MATERIAL TO PROCESS:
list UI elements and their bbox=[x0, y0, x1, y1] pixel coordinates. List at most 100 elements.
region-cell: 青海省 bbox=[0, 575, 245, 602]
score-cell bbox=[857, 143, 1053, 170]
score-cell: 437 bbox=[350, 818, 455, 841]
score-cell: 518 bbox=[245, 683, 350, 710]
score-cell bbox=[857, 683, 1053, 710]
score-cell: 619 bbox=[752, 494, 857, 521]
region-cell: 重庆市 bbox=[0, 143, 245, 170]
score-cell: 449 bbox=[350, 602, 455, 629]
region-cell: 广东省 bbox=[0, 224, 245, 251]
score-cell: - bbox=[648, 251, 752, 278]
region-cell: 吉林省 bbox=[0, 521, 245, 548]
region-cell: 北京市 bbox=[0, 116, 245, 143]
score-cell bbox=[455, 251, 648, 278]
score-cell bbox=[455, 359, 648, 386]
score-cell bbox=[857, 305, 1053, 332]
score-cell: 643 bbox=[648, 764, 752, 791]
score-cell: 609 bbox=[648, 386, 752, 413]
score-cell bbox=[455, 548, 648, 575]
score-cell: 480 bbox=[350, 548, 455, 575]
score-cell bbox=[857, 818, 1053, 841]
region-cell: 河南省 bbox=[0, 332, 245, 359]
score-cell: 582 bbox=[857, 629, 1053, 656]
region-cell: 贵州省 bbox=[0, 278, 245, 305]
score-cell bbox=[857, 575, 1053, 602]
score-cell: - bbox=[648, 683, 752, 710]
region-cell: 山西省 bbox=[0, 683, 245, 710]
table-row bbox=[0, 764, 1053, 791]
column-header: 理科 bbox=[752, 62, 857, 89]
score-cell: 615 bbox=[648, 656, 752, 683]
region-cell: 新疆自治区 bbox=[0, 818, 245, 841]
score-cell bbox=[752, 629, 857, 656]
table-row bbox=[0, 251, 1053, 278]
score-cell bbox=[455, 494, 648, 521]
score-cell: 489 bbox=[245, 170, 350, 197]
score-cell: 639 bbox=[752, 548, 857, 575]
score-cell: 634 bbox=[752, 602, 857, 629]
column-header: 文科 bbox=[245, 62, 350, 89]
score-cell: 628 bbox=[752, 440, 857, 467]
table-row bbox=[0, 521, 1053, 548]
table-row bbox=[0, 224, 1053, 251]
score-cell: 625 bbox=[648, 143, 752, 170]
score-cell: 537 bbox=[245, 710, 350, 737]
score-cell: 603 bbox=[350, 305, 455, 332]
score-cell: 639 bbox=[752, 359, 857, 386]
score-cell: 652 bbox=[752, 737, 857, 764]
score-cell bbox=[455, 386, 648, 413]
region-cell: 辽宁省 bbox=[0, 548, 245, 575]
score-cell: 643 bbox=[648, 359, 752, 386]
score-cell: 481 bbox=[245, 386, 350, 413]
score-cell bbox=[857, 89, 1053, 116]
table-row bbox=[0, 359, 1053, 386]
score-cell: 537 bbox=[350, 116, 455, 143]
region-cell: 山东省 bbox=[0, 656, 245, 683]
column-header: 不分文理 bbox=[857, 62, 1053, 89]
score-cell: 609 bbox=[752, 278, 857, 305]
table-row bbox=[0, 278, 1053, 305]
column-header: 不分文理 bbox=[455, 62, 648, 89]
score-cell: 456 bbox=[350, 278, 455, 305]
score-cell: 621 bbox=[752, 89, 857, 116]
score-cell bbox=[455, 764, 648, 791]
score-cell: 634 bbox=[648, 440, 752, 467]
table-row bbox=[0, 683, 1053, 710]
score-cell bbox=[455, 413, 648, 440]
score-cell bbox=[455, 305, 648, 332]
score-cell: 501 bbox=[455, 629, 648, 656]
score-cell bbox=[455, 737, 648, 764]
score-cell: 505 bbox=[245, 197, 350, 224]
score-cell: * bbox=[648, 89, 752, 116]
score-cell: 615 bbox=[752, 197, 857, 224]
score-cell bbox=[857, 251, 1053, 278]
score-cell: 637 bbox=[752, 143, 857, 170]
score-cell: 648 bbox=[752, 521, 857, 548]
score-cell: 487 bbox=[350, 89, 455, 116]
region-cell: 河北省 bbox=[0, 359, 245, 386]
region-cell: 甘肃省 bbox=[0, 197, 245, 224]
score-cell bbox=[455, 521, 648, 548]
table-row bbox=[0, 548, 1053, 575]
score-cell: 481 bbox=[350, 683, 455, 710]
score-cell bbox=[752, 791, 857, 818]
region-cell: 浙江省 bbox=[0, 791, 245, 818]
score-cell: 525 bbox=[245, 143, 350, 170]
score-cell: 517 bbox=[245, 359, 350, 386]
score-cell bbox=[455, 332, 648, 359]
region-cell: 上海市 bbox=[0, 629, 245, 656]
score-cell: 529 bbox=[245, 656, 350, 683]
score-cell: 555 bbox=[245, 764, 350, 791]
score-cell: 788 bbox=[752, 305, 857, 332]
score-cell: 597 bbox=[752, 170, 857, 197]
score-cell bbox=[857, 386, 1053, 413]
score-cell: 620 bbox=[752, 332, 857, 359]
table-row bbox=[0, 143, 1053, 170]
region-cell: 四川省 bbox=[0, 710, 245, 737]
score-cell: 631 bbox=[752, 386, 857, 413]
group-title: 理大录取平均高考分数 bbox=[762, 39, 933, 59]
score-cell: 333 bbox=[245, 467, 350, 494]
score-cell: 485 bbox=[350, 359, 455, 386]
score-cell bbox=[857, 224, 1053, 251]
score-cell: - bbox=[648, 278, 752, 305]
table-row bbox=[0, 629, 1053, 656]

GOAL:
Put all of the lines above into a numbered list, skipping any blank ones.

REPLY TO THE TASK:
1. list UI elements and their bbox=[x0, y0, x1, y1] pixel coordinates. List at most 100 elements.
2. region-cell: 青海省 bbox=[0, 575, 245, 602]
3. score-cell bbox=[857, 143, 1053, 170]
4. score-cell: 437 bbox=[350, 818, 455, 841]
5. score-cell: 518 bbox=[245, 683, 350, 710]
6. score-cell bbox=[857, 683, 1053, 710]
7. score-cell: 619 bbox=[752, 494, 857, 521]
8. region-cell: 重庆市 bbox=[0, 143, 245, 170]
9. score-cell: 449 bbox=[350, 602, 455, 629]
10. region-cell: 广东省 bbox=[0, 224, 245, 251]
11. score-cell: - bbox=[648, 251, 752, 278]
12. region-cell: 吉林省 bbox=[0, 521, 245, 548]
13. region-cell: 北京市 bbox=[0, 116, 245, 143]
14. score-cell bbox=[455, 251, 648, 278]
15. score-cell bbox=[455, 359, 648, 386]
16. score-cell bbox=[857, 305, 1053, 332]
17. score-cell: 643 bbox=[648, 764, 752, 791]
18. score-cell: 609 bbox=[648, 386, 752, 413]
19. score-cell bbox=[455, 548, 648, 575]
20. score-cell: 480 bbox=[350, 548, 455, 575]
21. score-cell bbox=[857, 818, 1053, 841]
22. region-cell: 河南省 bbox=[0, 332, 245, 359]
23. score-cell: 582 bbox=[857, 629, 1053, 656]
24. region-cell: 贵州省 bbox=[0, 278, 245, 305]
25. score-cell bbox=[857, 575, 1053, 602]
26. score-cell: - bbox=[648, 683, 752, 710]
27. region-cell: 山西省 bbox=[0, 683, 245, 710]
28. table-row bbox=[0, 764, 1053, 791]
29. column-header: 理科 bbox=[752, 62, 857, 89]
30. score-cell: 615 bbox=[648, 656, 752, 683]
31. region-cell: 新疆自治区 bbox=[0, 818, 245, 841]
32. score-cell bbox=[752, 629, 857, 656]
33. table-row bbox=[0, 251, 1053, 278]
34. score-cell bbox=[455, 494, 648, 521]
35. score-cell: 489 bbox=[245, 170, 350, 197]
36. score-cell: 639 bbox=[752, 548, 857, 575]
37. score-cell: 634 bbox=[752, 602, 857, 629]
38. column-header: 文科 bbox=[245, 62, 350, 89]
39. score-cell: 628 bbox=[752, 440, 857, 467]
40. table-row bbox=[0, 521, 1053, 548]
41. table-row bbox=[0, 224, 1053, 251]
42. score-cell: 625 bbox=[648, 143, 752, 170]
43. score-cell: 537 bbox=[245, 710, 350, 737]
44. score-cell: 603 bbox=[350, 305, 455, 332]
45. score-cell: 639 bbox=[752, 359, 857, 386]
46. score-cell: 652 bbox=[752, 737, 857, 764]
47. score-cell bbox=[455, 386, 648, 413]
48. region-cell: 辽宁省 bbox=[0, 548, 245, 575]
49. score-cell: 643 bbox=[648, 359, 752, 386]
50. score-cell: 481 bbox=[245, 386, 350, 413]
51. score-cell bbox=[857, 89, 1053, 116]
52. table-row bbox=[0, 359, 1053, 386]
53. score-cell: 537 bbox=[350, 116, 455, 143]
54. region-cell: 山东省 bbox=[0, 656, 245, 683]
55. column-header: 不分文理 bbox=[857, 62, 1053, 89]
56. score-cell: 609 bbox=[752, 278, 857, 305]
57. table-row bbox=[0, 278, 1053, 305]
58. column-header: 不分文理 bbox=[455, 62, 648, 89]
59. score-cell: 456 bbox=[350, 278, 455, 305]
60. score-cell: 621 bbox=[752, 89, 857, 116]
61. score-cell bbox=[455, 764, 648, 791]
62. score-cell: 634 bbox=[648, 440, 752, 467]
63. table-row bbox=[0, 683, 1053, 710]
64. score-cell bbox=[455, 413, 648, 440]
65. score-cell bbox=[455, 305, 648, 332]
66. score-cell: 501 bbox=[455, 629, 648, 656]
67. score-cell bbox=[455, 737, 648, 764]
68. score-cell: 505 bbox=[245, 197, 350, 224]
69. score-cell: * bbox=[648, 89, 752, 116]
70. score-cell: 615 bbox=[752, 197, 857, 224]
71. score-cell bbox=[857, 251, 1053, 278]
72. score-cell: 637 bbox=[752, 143, 857, 170]
73. score-cell: 648 bbox=[752, 521, 857, 548]
74. score-cell: 487 bbox=[350, 89, 455, 116]
75. region-cell: 河北省 bbox=[0, 359, 245, 386]
76. region-cell: 甘肃省 bbox=[0, 197, 245, 224]
77. score-cell bbox=[455, 521, 648, 548]
78. table-row bbox=[0, 548, 1053, 575]
79. score-cell: 481 bbox=[350, 683, 455, 710]
80. score-cell bbox=[752, 791, 857, 818]
81. region-cell: 浙江省 bbox=[0, 791, 245, 818]
82. score-cell: 525 bbox=[245, 143, 350, 170]
83. score-cell: 517 bbox=[245, 359, 350, 386]
84. score-cell bbox=[455, 332, 648, 359]
85. region-cell: 上海市 bbox=[0, 629, 245, 656]
86. score-cell: 529 bbox=[245, 656, 350, 683]
87. score-cell: 555 bbox=[245, 764, 350, 791]
88. score-cell: 788 bbox=[752, 305, 857, 332]
89. score-cell: 597 bbox=[752, 170, 857, 197]
90. score-cell bbox=[857, 386, 1053, 413]
91. score-cell: 620 bbox=[752, 332, 857, 359]
92. table-row bbox=[0, 143, 1053, 170]
93. region-cell: 四川省 bbox=[0, 710, 245, 737]
94. score-cell: 631 bbox=[752, 386, 857, 413]
95. group-title: 理大录取平均高考分数 bbox=[762, 39, 933, 59]
96. score-cell: 333 bbox=[245, 467, 350, 494]
97. score-cell: 485 bbox=[350, 359, 455, 386]
98. score-cell bbox=[857, 224, 1053, 251]
99. score-cell: - bbox=[648, 278, 752, 305]
100. table-row bbox=[0, 629, 1053, 656]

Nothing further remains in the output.